> Given records:
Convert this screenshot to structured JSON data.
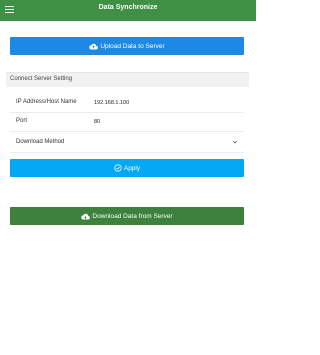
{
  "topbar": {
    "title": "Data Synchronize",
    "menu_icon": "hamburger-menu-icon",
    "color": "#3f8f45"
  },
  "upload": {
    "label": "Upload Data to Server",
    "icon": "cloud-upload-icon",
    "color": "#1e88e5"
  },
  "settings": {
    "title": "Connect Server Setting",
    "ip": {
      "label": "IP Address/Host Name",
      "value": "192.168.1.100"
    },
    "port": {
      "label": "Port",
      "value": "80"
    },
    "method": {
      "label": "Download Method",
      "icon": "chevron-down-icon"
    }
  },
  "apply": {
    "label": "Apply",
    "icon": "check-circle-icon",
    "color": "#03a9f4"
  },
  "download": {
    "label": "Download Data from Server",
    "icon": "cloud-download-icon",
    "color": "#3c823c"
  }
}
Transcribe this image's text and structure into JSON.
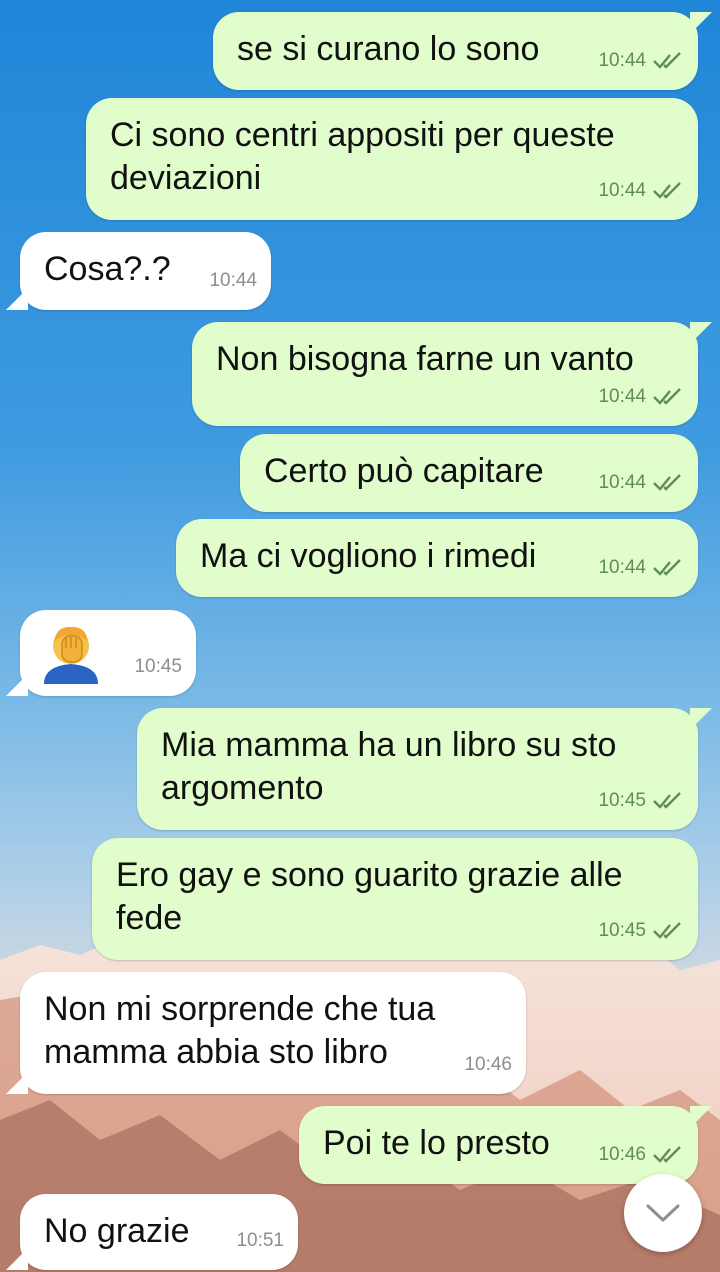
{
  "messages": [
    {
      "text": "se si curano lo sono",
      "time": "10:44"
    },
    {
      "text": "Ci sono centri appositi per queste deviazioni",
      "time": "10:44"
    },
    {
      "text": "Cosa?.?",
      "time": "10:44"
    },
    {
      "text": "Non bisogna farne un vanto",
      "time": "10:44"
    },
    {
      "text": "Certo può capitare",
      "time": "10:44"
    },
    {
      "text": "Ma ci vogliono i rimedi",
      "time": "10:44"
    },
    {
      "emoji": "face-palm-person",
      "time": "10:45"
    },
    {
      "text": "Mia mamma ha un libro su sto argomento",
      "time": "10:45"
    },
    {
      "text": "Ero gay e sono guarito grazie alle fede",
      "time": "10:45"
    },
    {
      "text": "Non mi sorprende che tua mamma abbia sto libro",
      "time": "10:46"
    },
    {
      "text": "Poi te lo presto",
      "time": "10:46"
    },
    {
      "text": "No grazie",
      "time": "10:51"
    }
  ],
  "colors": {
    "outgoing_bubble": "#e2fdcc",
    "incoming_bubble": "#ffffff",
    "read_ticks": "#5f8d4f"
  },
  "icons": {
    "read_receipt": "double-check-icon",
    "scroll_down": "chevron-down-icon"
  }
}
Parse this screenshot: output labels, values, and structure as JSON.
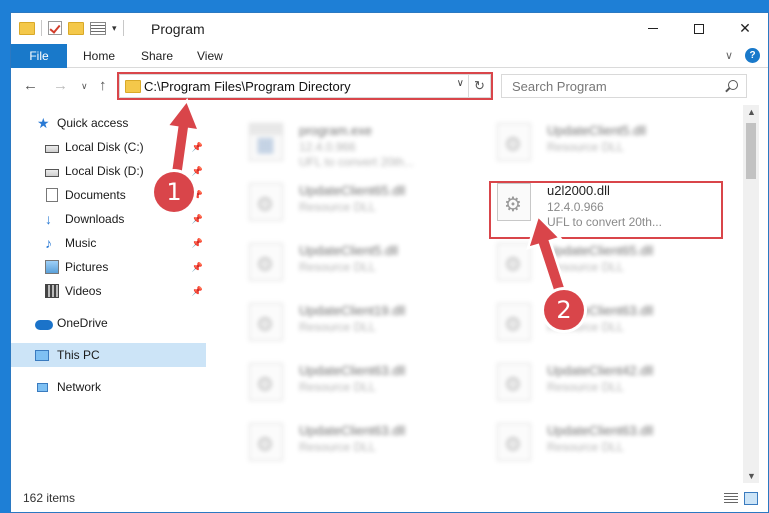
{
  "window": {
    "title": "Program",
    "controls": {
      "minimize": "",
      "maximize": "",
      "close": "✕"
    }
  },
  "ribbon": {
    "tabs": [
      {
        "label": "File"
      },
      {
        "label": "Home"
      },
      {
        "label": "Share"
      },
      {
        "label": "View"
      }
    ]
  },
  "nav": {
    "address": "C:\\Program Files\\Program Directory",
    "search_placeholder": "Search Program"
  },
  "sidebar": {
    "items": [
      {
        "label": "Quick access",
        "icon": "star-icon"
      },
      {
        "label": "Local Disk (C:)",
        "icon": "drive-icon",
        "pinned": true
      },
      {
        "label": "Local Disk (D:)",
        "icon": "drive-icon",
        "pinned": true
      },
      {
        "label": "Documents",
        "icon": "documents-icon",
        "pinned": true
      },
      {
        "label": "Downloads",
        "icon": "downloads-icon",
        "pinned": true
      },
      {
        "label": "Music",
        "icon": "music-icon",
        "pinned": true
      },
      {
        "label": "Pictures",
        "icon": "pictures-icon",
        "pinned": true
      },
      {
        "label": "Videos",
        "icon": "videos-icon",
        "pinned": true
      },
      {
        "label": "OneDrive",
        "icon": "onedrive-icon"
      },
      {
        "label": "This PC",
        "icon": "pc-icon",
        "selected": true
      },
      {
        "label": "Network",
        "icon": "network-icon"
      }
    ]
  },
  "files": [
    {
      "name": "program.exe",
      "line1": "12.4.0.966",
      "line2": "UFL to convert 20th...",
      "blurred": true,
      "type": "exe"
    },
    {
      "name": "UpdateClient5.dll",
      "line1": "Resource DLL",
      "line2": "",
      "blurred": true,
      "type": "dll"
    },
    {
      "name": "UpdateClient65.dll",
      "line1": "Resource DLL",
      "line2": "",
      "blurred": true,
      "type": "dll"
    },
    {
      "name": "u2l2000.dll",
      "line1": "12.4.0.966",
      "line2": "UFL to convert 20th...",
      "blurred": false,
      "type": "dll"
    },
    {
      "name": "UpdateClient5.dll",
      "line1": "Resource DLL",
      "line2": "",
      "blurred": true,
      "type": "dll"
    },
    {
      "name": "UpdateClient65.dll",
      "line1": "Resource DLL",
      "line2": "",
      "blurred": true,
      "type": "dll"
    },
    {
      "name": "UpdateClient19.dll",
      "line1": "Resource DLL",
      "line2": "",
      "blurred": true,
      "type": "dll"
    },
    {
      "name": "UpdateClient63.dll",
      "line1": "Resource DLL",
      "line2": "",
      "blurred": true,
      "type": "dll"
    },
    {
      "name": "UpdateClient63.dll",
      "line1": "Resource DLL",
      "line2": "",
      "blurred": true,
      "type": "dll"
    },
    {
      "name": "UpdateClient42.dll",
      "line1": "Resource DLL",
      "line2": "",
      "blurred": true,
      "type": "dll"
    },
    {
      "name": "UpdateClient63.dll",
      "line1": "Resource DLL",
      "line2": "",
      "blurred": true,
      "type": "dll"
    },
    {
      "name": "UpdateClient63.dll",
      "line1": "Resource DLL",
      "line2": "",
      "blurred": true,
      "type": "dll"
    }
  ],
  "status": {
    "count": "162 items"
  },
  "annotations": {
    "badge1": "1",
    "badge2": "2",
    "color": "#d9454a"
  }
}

* * *

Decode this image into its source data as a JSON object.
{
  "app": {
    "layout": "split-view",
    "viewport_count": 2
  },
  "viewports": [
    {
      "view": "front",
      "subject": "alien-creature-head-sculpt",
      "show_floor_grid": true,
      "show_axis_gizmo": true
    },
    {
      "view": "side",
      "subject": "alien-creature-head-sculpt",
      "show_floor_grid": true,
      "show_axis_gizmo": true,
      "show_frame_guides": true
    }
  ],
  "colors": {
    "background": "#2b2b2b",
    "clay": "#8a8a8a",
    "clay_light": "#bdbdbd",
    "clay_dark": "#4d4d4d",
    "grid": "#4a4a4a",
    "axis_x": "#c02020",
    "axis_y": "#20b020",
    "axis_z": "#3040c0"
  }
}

--

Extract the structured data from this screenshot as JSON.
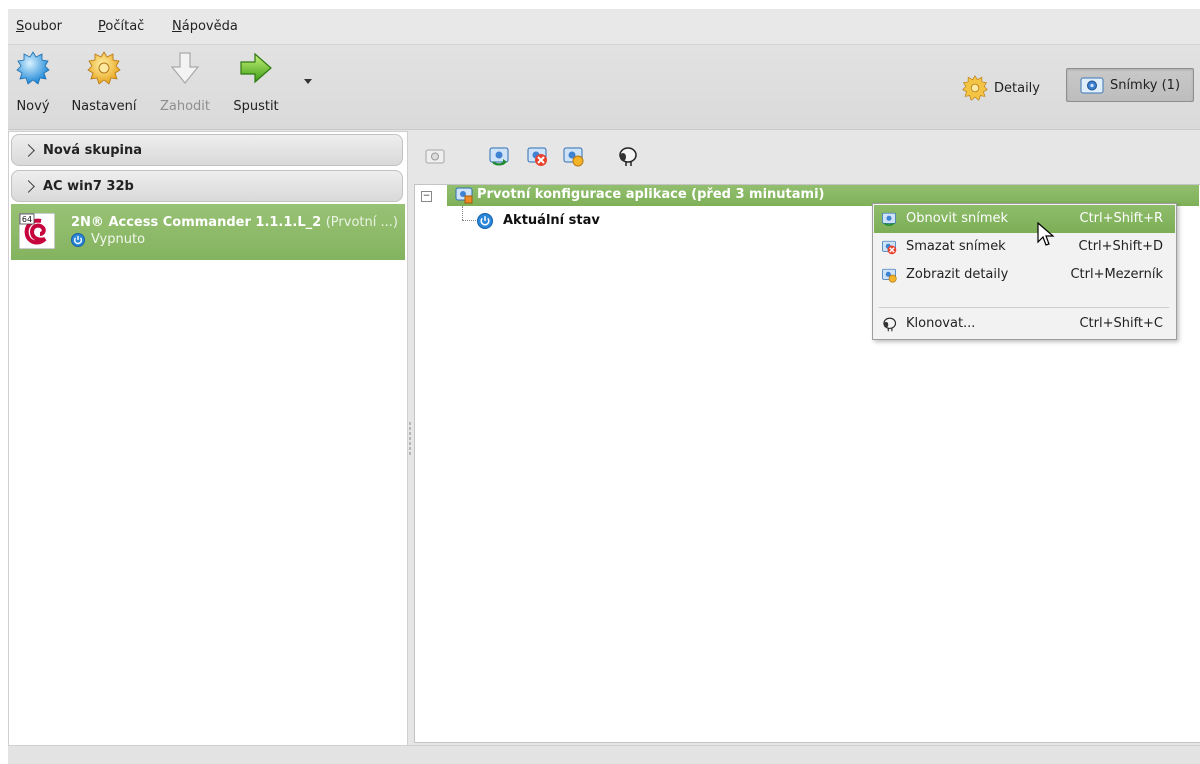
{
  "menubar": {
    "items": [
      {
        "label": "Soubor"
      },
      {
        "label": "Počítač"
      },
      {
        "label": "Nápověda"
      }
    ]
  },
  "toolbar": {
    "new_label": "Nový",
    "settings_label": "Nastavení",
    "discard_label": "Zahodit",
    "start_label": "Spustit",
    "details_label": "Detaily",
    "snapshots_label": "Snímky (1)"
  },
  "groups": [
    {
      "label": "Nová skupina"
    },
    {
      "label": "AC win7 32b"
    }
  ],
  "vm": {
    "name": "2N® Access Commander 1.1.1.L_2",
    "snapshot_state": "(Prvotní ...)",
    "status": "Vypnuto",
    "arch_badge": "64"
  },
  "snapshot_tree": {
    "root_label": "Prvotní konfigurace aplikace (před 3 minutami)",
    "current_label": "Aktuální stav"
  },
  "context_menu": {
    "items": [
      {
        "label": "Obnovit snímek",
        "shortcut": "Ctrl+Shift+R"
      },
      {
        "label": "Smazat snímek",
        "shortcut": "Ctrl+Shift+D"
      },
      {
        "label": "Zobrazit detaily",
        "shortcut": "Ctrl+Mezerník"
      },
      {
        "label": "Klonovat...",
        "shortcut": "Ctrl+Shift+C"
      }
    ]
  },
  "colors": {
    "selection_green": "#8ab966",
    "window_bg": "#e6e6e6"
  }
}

> Written exercise: Lines containing the word "Local" must all be returned from the material above.

> Task result:
        "label": "Local Disk (C:)",
        "label": "Local Disk (D:)",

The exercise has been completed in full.